Extract each line from the data below that contains the string "tick", matching case exactly.

(TASK INPUT)
....

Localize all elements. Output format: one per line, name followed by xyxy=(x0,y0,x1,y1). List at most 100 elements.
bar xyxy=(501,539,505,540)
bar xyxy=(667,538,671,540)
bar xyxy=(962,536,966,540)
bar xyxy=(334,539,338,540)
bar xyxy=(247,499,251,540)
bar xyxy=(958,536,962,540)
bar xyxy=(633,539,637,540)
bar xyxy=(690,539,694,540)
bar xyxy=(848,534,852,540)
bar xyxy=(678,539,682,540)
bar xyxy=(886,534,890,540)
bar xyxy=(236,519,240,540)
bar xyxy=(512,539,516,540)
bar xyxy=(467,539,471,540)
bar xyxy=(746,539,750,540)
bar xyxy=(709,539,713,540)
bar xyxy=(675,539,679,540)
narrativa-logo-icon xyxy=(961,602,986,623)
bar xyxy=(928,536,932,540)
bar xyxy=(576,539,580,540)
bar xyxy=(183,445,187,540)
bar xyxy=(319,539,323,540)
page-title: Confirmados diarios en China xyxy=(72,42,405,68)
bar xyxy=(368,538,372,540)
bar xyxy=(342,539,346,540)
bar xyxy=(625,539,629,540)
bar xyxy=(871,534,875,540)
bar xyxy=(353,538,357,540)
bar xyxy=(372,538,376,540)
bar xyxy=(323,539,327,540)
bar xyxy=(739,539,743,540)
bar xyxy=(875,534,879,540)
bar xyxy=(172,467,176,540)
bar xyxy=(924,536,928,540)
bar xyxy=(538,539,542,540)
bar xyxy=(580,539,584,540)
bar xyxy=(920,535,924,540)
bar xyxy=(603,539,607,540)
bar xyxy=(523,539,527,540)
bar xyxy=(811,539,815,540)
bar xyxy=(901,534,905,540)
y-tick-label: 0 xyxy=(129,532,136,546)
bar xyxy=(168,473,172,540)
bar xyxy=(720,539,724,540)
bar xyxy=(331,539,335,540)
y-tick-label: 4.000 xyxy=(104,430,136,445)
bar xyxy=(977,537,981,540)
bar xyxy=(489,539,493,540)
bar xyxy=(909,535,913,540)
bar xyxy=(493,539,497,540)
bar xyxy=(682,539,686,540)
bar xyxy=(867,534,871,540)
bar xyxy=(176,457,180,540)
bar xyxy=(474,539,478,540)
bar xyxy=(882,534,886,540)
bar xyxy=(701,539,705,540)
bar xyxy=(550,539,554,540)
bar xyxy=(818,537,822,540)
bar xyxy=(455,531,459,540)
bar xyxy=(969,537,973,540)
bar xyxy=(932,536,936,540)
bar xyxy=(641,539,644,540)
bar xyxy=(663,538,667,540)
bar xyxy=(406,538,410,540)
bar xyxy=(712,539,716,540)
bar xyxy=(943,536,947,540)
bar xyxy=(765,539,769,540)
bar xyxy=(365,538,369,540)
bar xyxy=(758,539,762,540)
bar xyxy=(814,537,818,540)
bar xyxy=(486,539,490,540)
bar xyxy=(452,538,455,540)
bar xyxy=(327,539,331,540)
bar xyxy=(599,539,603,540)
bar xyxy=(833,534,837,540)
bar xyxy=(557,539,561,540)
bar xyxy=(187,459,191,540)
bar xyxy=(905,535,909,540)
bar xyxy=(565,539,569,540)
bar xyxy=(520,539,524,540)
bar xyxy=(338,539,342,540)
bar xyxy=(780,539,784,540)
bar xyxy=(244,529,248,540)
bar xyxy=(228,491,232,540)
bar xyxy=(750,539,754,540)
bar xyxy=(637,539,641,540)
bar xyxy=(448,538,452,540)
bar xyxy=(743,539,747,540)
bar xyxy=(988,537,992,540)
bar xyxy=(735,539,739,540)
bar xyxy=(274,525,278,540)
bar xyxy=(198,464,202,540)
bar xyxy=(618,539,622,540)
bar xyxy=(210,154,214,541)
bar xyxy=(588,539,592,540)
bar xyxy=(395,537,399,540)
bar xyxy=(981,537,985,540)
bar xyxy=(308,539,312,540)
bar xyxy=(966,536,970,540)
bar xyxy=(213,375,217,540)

....

(EXERCISE OUTPUT)
y-tick-label: 0 xyxy=(129,532,136,546)
y-tick-label: 4.000 xyxy=(104,430,136,445)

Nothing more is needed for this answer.